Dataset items
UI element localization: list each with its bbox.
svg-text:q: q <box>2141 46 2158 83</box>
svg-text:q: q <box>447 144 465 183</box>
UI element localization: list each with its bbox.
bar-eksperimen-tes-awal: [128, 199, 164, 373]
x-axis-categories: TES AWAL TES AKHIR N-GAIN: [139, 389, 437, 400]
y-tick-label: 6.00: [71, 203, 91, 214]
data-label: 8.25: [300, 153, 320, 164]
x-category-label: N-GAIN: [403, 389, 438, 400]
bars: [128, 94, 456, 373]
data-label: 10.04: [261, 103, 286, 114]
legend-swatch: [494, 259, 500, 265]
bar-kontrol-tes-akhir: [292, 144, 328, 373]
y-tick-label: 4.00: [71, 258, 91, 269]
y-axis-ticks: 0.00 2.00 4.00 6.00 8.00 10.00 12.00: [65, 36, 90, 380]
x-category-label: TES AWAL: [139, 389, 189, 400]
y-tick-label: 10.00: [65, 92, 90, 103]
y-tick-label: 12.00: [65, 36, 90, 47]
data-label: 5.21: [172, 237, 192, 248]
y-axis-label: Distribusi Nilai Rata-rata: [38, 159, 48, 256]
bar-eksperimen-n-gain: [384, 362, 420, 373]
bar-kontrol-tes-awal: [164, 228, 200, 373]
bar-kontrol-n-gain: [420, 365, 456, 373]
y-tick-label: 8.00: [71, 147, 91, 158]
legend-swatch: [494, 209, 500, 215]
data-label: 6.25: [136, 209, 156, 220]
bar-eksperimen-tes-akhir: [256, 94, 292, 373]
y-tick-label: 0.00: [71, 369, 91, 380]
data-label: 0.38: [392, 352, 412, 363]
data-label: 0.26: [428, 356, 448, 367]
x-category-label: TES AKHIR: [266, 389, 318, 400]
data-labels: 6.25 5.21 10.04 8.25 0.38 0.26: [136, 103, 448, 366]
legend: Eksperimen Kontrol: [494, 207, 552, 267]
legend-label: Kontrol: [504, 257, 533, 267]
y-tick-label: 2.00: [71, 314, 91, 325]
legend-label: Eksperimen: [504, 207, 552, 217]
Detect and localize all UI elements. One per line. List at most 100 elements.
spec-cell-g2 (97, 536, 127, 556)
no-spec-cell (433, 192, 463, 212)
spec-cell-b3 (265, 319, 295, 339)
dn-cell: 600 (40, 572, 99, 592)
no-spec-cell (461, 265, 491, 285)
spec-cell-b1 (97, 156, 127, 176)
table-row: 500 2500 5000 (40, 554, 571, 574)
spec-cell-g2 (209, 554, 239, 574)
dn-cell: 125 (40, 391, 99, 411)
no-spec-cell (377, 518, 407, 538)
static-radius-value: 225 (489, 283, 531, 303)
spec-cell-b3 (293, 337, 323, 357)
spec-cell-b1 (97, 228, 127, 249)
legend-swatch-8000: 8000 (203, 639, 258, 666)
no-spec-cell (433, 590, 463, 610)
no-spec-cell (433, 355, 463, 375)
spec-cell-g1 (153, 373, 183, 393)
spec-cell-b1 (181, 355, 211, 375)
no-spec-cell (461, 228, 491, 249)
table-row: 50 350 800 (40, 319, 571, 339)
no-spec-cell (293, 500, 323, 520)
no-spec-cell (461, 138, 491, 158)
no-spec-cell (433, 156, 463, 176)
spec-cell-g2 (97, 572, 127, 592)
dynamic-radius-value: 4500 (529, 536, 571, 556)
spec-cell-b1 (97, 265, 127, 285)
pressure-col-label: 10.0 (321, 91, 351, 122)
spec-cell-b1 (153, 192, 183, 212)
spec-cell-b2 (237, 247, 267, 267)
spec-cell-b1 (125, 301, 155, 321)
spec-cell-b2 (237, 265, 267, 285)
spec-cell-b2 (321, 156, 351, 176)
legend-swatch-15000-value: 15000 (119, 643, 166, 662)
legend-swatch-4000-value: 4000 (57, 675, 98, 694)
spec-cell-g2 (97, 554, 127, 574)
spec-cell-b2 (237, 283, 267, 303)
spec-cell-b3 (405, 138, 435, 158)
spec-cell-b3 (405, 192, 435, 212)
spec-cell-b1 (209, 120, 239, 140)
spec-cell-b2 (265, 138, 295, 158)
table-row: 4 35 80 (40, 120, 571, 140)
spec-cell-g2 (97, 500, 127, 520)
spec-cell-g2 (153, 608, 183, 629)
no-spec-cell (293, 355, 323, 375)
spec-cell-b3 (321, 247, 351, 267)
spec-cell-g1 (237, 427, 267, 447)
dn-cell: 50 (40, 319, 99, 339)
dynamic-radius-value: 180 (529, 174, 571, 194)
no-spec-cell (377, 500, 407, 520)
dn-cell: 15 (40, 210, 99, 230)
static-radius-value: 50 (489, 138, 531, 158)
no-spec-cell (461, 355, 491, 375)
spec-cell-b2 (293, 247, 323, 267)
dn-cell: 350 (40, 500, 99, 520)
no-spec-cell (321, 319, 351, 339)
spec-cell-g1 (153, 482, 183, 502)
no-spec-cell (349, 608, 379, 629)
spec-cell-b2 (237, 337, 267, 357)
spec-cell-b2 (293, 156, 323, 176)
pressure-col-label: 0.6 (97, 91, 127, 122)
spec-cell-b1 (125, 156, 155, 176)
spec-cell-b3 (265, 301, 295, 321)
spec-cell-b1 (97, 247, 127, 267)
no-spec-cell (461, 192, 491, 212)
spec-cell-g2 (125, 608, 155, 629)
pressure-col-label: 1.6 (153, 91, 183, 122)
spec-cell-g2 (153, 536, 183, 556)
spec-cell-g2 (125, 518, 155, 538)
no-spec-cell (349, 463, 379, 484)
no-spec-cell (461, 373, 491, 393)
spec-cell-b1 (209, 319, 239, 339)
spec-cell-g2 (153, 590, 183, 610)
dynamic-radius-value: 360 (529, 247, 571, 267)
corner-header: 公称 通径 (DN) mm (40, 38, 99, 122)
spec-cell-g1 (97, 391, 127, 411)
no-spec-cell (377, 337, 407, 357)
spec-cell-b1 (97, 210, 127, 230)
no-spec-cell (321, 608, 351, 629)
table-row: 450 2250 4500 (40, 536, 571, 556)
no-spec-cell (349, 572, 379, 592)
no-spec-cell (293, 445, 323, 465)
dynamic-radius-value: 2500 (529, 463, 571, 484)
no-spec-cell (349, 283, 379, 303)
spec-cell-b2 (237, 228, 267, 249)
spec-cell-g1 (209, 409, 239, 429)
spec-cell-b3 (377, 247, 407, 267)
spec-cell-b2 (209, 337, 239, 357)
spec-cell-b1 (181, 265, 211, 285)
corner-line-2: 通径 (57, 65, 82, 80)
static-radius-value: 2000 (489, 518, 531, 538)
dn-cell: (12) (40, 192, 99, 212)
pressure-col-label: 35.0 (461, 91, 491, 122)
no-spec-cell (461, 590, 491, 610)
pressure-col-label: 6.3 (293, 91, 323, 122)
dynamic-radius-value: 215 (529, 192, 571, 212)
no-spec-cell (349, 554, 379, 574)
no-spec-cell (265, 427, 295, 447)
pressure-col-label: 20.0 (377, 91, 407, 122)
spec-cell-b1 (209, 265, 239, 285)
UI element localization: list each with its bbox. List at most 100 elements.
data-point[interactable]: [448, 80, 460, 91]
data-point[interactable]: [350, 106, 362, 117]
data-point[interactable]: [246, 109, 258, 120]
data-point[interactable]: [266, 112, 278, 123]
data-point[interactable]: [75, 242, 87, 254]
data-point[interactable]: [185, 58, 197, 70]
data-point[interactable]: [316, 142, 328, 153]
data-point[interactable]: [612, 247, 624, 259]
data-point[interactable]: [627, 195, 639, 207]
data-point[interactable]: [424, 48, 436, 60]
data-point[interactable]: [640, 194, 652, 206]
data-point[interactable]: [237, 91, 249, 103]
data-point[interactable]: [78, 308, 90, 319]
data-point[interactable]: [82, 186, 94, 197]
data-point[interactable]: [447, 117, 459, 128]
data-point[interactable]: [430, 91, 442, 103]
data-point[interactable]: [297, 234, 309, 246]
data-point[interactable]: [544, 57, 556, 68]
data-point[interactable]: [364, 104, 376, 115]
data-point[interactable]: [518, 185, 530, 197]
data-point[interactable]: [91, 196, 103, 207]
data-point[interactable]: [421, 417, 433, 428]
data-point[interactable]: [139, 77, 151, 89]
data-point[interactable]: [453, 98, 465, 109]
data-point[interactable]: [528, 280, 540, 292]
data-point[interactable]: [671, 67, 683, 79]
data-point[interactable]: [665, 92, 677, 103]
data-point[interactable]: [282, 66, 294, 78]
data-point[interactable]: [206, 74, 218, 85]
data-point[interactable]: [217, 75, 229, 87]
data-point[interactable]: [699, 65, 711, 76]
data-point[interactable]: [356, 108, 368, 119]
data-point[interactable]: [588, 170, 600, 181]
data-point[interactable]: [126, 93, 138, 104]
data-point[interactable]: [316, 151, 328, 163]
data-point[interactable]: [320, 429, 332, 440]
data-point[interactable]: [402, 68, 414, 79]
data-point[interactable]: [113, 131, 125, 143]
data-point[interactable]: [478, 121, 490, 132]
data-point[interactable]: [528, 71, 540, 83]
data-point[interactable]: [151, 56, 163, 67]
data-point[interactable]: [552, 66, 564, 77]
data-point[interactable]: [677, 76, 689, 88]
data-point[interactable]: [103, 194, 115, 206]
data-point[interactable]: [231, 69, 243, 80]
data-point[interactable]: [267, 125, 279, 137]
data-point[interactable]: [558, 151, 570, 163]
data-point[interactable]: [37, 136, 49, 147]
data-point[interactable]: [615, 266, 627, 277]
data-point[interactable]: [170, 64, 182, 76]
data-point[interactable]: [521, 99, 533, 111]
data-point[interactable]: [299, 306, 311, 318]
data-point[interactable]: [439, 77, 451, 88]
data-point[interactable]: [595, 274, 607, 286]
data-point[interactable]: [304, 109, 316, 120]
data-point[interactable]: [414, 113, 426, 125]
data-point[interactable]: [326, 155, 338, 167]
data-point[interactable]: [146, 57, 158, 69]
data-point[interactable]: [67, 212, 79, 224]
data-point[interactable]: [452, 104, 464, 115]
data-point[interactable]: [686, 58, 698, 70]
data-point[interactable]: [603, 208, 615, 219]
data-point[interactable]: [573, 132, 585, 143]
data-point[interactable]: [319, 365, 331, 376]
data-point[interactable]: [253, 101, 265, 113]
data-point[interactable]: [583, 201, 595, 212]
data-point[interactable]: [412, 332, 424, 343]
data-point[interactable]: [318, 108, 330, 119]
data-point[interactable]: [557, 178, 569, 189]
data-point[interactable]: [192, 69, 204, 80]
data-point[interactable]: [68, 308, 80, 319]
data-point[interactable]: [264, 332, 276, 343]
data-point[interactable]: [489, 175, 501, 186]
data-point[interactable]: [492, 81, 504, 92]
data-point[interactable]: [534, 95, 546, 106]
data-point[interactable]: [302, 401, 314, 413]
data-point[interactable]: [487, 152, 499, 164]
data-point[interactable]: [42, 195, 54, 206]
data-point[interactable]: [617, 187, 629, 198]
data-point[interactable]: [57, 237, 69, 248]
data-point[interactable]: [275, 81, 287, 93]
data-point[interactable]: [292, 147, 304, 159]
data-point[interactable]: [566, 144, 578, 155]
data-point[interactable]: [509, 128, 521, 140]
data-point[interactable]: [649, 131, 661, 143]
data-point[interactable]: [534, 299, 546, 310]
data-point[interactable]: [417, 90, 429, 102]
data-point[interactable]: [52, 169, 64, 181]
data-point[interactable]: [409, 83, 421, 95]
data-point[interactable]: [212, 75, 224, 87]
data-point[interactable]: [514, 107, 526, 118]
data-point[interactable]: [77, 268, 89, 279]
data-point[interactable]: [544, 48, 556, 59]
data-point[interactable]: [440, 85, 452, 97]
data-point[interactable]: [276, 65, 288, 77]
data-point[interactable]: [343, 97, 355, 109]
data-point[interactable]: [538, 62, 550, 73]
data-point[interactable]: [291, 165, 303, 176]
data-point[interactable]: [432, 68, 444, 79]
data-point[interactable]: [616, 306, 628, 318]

GOAL = Can you render the records as a JSON list of strings, starting at the first line and ending at the line containing "data-label: 0.26: [428, 356, 448, 367]", both included? Use one string per line and leave out blank lines.

EXPECTED ANSWER =
[
  "UI element localization: list each with its bbox.",
  "svg-text:q: q <box>2141 46 2158 83</box>",
  "svg-text:q: q <box>447 144 465 183</box>",
  "UI element localization: list each with its bbox.",
  "bar-eksperimen-tes-awal: [128, 199, 164, 373]",
  "x-axis-categories: TES AWAL TES AKHIR N-GAIN: [139, 389, 437, 400]",
  "y-tick-label: 6.00: [71, 203, 91, 214]",
  "data-label: 8.25: [300, 153, 320, 164]",
  "x-category-label: N-GAIN: [403, 389, 438, 400]",
  "bars: [128, 94, 456, 373]",
  "data-label: 10.04: [261, 103, 286, 114]",
  "legend-swatch: [494, 259, 500, 265]",
  "bar-kontrol-tes-akhir: [292, 144, 328, 373]",
  "y-tick-label: 4.00: [71, 258, 91, 269]",
  "y-axis-ticks: 0.00 2.00 4.00 6.00 8.00 10.00 12.00: [65, 36, 90, 380]",
  "x-category-label: TES AWAL: [139, 389, 189, 400]",
  "y-tick-label: 10.00: [65, 92, 90, 103]",
  "y-tick-label: 12.00: [65, 36, 90, 47]",
  "data-label: 5.21: [172, 237, 192, 248]",
  "y-axis-label: Distribusi Nilai Rata-rata: [38, 159, 48, 256]",
  "bar-eksperimen-n-gain: [384, 362, 420, 373]",
  "bar-kontrol-tes-awal: [164, 228, 200, 373]",
  "bar-kontrol-n-gain: [420, 365, 456, 373]",
  "y-tick-label: 8.00: [71, 147, 91, 158]",
  "legend-swatch: [494, 209, 500, 215]",
  "data-label: 6.25: [136, 209, 156, 220]",
  "bar-eksperimen-tes-akhir: [256, 94, 292, 373]",
  "y-tick-label: 0.00: [71, 369, 91, 380]",
  "data-label: 0.38: [392, 352, 412, 363]",
  "data-label: 0.26: [428, 356, 448, 367]"
]